→ **TUGAS SINGKAT A**
Menurut tulisan tentang Pulau Simeulue di bawah ini, di penginapan mana penulis tinggal?
++++++
Pulau Simeulue, Keindahan Aceh yang Tak Biasa
Minggu, 27 November 2016
Comment
Foto Google Images |
Dari balik kaca jendela pesawat Susi Air, terlihat gugusan pulau dikelilingi perairan dangkal yang biru-kehijaun. Bergumpal-gumpal awan menggantung di atasnya. “Sungguh terlalu dini berpisah denganmu, Simeulue,” saya membatin.
Tak cukup waktu seminggu melihat sisi lain Aceh di pulau berjuluk Ate Fulawan. Di medio April 2015 itu, keasrian alam dan keramahan warga mulai saya lihat usai meninggalkan Kota Sinabang, ibu kota Kabupaten Simeulue.
Sepanjang perjalanan dalam kampung-kampung di Kecamatan Teupah Barat, Teupah Tengah, dan Teupah Selatan, debur ombak menghibur dari balik pepohonan kelapa yang menjulang.
Menjejak pantai-pantai cantik di Teupah Selatan
Saya tinggal di Frazha Homestay, Desa Alus-alus, Kecamatan Teupah Selatan. Desa ini dianugerahi oleh potensi alam Pantai Alus-alus. Setiap pagi saya tak perlu mengejar matahari terbit. Pun berburu sunset ketika sore.
Kedua fenomena itu bisa dinikmati hanya dari Pantai Alus-alus. Dari pantai yang juga bisa untuk berselancar dengan ombak kiri maupun ombak kanan ini, saya berkendara ke utara kecamatan.
++++++
→ **TUGAS SINGKAT B**
Hitung baris dalam daftar yang memuat kata "Charges". Tuliskan angkanya saja.

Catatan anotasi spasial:
++++++
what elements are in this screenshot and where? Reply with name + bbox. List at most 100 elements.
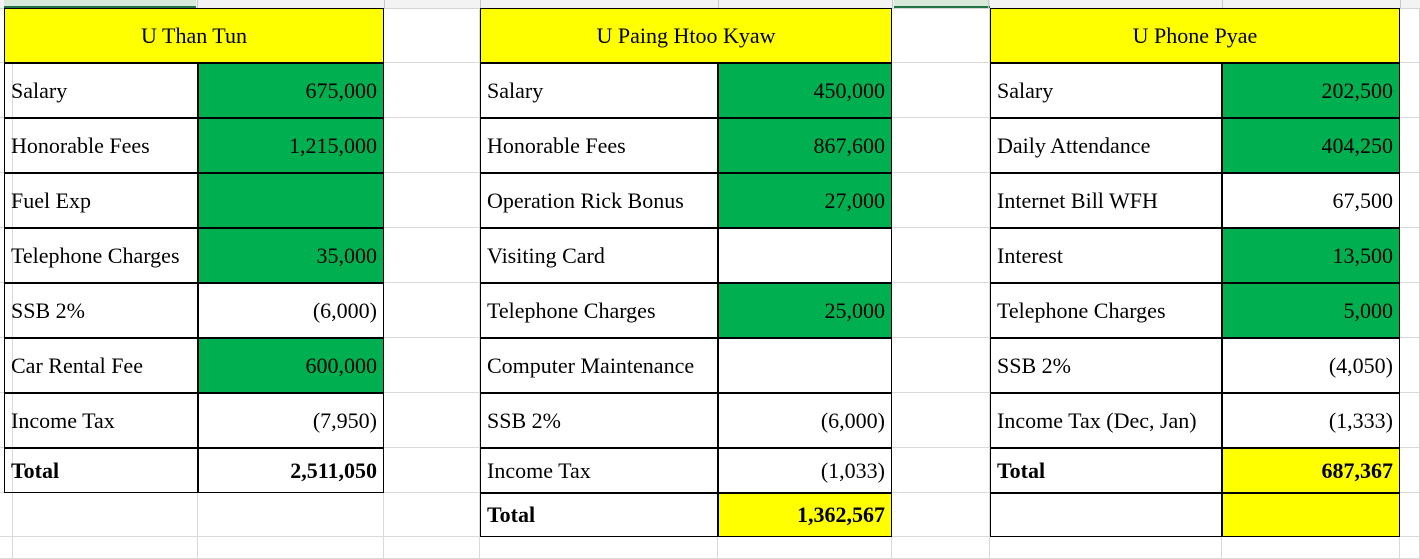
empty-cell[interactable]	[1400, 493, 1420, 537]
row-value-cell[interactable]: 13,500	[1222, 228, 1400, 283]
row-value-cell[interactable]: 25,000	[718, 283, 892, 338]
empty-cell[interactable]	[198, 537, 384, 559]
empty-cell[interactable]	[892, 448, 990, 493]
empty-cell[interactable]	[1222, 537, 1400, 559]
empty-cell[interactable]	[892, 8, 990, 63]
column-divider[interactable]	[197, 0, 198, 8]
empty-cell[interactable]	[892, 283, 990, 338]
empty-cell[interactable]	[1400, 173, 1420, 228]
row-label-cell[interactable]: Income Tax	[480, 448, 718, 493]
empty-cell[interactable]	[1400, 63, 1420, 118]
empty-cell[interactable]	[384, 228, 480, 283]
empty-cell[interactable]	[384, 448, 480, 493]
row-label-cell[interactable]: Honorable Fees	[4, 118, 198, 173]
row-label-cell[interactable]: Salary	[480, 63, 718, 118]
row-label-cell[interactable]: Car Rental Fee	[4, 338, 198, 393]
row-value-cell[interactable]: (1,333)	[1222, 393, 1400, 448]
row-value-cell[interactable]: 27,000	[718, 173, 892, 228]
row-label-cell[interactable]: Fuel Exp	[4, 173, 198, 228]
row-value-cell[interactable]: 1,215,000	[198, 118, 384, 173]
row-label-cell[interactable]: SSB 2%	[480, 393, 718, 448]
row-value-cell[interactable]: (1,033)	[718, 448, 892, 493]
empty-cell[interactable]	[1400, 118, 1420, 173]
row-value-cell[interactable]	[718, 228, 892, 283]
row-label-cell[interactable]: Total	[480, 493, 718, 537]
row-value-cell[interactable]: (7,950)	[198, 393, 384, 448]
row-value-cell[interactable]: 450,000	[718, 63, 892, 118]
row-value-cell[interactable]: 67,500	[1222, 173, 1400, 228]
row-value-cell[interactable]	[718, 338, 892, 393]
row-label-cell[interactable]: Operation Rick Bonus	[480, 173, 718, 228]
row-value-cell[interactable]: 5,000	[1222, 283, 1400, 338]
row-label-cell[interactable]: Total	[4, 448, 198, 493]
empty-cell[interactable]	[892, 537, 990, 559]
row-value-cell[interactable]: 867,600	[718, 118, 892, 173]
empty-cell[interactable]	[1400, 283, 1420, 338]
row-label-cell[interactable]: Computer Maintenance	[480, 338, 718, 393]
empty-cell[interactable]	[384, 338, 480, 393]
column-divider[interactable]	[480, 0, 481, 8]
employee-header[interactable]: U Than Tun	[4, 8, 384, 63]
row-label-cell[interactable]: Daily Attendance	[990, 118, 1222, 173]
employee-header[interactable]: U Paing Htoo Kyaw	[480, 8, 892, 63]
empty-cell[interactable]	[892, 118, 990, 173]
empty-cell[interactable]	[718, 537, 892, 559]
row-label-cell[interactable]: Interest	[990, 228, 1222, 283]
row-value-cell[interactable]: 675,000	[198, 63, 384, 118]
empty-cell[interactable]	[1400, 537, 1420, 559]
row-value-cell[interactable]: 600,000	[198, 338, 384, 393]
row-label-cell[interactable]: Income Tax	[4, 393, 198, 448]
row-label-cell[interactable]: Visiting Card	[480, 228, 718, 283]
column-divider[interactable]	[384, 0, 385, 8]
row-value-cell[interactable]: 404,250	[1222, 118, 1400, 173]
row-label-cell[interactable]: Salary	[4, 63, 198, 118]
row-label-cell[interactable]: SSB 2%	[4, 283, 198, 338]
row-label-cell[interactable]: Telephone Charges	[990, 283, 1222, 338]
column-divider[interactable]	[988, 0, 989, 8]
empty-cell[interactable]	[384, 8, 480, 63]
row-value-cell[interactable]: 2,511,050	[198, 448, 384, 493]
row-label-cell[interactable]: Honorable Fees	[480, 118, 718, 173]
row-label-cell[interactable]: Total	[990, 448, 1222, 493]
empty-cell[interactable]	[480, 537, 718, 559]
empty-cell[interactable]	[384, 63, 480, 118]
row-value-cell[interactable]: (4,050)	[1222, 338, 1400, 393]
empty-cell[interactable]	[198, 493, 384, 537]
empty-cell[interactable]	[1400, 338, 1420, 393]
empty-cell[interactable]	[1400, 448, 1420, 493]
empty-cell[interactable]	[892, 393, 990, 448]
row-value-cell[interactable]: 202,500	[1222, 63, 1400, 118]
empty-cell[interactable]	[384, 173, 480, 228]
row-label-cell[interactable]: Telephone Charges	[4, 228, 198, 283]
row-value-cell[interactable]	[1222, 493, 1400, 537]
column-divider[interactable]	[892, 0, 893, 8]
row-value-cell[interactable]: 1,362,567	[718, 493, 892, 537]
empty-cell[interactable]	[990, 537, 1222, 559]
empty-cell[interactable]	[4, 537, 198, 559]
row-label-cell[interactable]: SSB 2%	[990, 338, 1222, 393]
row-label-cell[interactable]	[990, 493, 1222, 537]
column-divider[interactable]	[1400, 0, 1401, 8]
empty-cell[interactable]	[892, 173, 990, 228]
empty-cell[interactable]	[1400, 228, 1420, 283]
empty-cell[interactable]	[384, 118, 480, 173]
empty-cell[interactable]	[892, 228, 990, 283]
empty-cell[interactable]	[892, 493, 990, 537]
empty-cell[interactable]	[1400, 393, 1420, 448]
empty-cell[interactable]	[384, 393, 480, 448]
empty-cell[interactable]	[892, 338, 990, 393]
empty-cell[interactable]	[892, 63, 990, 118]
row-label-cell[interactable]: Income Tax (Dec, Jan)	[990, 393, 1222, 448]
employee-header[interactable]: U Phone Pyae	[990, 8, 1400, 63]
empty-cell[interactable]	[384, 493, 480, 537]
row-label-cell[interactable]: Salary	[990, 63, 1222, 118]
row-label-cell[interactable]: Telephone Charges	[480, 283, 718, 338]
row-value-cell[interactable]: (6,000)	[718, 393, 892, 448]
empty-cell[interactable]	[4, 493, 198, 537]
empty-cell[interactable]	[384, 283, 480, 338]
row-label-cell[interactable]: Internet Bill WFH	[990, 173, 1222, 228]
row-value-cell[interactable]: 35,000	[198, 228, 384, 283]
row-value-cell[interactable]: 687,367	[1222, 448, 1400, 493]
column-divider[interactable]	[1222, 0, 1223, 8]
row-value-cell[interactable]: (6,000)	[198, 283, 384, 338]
++++++
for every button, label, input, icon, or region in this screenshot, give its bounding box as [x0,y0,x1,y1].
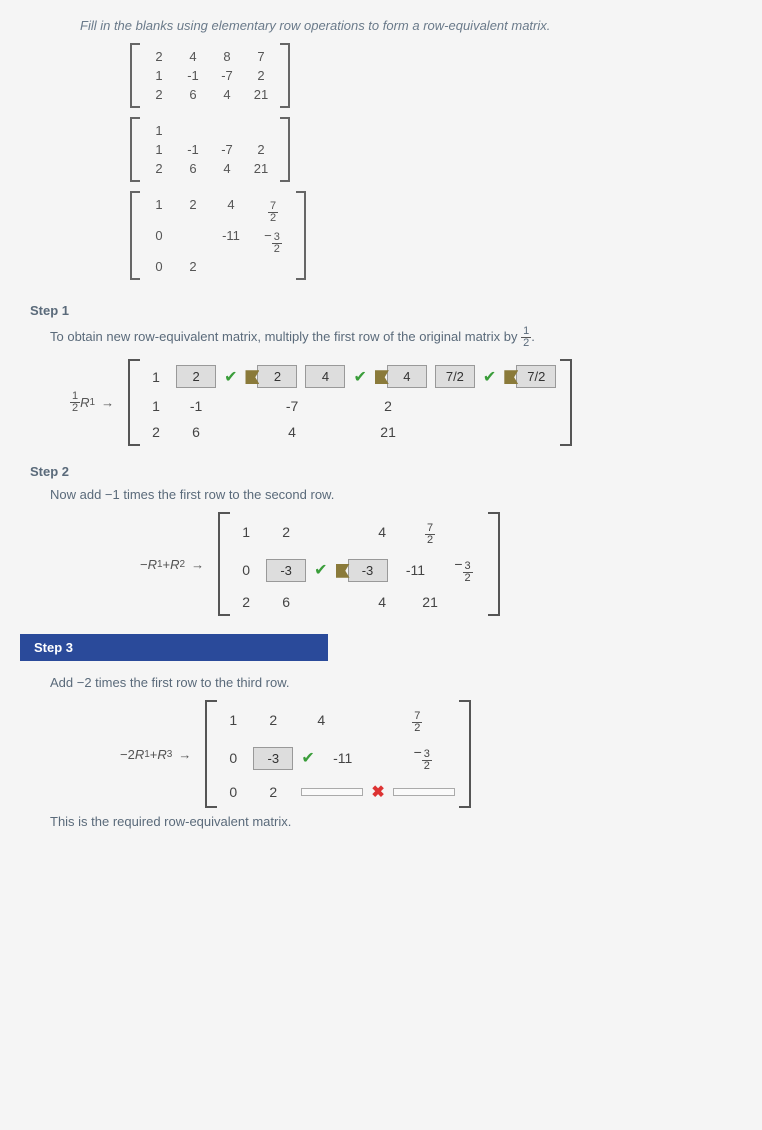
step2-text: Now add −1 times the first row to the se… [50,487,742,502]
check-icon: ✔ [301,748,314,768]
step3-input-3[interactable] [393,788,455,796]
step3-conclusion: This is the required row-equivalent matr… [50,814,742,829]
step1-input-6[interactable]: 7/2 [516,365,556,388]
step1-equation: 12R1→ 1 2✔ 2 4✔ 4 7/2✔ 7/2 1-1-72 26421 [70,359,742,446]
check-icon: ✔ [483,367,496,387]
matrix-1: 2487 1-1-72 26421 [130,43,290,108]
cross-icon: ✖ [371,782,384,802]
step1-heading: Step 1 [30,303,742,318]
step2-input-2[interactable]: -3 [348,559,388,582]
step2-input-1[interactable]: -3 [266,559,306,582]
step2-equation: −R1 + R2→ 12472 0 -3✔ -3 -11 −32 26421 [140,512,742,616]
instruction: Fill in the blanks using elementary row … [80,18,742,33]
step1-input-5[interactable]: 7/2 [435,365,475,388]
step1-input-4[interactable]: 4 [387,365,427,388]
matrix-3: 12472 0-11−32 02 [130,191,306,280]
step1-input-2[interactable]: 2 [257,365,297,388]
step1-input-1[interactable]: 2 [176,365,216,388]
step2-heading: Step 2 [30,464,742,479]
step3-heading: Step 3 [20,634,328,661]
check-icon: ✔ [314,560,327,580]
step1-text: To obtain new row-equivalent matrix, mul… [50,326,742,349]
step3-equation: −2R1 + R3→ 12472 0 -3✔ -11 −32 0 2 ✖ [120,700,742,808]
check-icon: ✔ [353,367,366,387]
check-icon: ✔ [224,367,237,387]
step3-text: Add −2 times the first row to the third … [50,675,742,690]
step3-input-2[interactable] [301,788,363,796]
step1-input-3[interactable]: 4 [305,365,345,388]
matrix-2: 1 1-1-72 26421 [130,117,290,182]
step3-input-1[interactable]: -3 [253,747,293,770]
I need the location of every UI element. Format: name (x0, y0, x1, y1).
++++++
→ **JAWABAN AKHIR A**
Di Frazha Homestay, Desa Alus-alus, Kecamatan Teupah Selatan.

→ **JAWABAN AKHIR B**
3